Extracted data entries:

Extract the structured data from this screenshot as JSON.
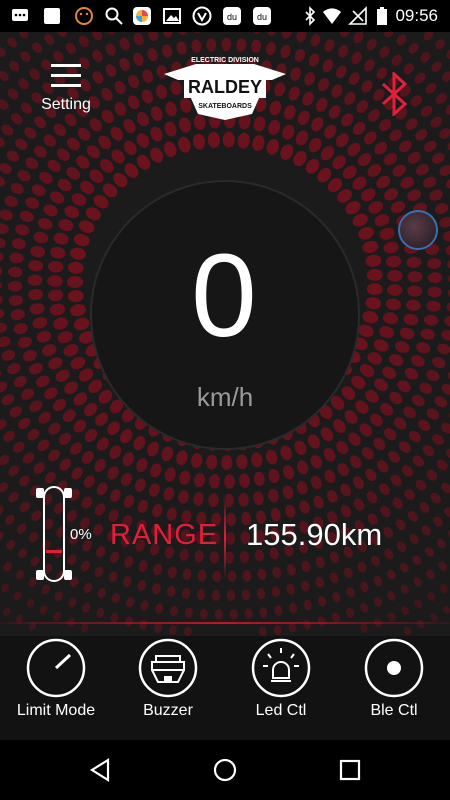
{
  "status_bar": {
    "time": "09:56",
    "left_icons": [
      "chat-icon",
      "square-icon",
      "face-icon",
      "search-icon",
      "color-app-icon",
      "image-icon",
      "shield-icon",
      "du-icon",
      "du-icon"
    ],
    "right_icons": [
      "bluetooth-icon",
      "wifi-icon",
      "no-sim-icon",
      "battery-icon"
    ]
  },
  "header": {
    "menu_label": "Setting",
    "logo_text": "RALDEY",
    "logo_top": "ELECTRIC DIVISION",
    "logo_bottom": "SKATEBOARDS"
  },
  "speed": {
    "value": "0",
    "unit": "km/h"
  },
  "battery": {
    "percent_text": "0%",
    "level": 0
  },
  "range": {
    "label": "RANGE",
    "value": "155.90km"
  },
  "controls": [
    {
      "label": "Limit Mode",
      "icon": "gauge-icon"
    },
    {
      "label": "Buzzer",
      "icon": "horn-icon"
    },
    {
      "label": "Led Ctl",
      "icon": "bulb-icon"
    },
    {
      "label": "Ble Ctl",
      "icon": "record-icon"
    }
  ],
  "colors": {
    "accent": "#e0203b",
    "background": "#1b1b1b"
  }
}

* YOUR TASK *
All of the records above must be copied exactly, except for the pictures.

* FULL OUTPUT *
Extract the structured data from this screenshot as JSON.
{
  "status_bar": {
    "time": "09:56",
    "left_icons": [
      "chat-icon",
      "square-icon",
      "face-icon",
      "search-icon",
      "color-app-icon",
      "image-icon",
      "shield-icon",
      "du-icon",
      "du-icon"
    ],
    "right_icons": [
      "bluetooth-icon",
      "wifi-icon",
      "no-sim-icon",
      "battery-icon"
    ]
  },
  "header": {
    "menu_label": "Setting",
    "logo_text": "RALDEY",
    "logo_top": "ELECTRIC DIVISION",
    "logo_bottom": "SKATEBOARDS"
  },
  "speed": {
    "value": "0",
    "unit": "km/h"
  },
  "battery": {
    "percent_text": "0%",
    "level": 0
  },
  "range": {
    "label": "RANGE",
    "value": "155.90km"
  },
  "controls": [
    {
      "label": "Limit Mode",
      "icon": "gauge-icon"
    },
    {
      "label": "Buzzer",
      "icon": "horn-icon"
    },
    {
      "label": "Led Ctl",
      "icon": "bulb-icon"
    },
    {
      "label": "Ble Ctl",
      "icon": "record-icon"
    }
  ],
  "colors": {
    "accent": "#e0203b",
    "background": "#1b1b1b"
  }
}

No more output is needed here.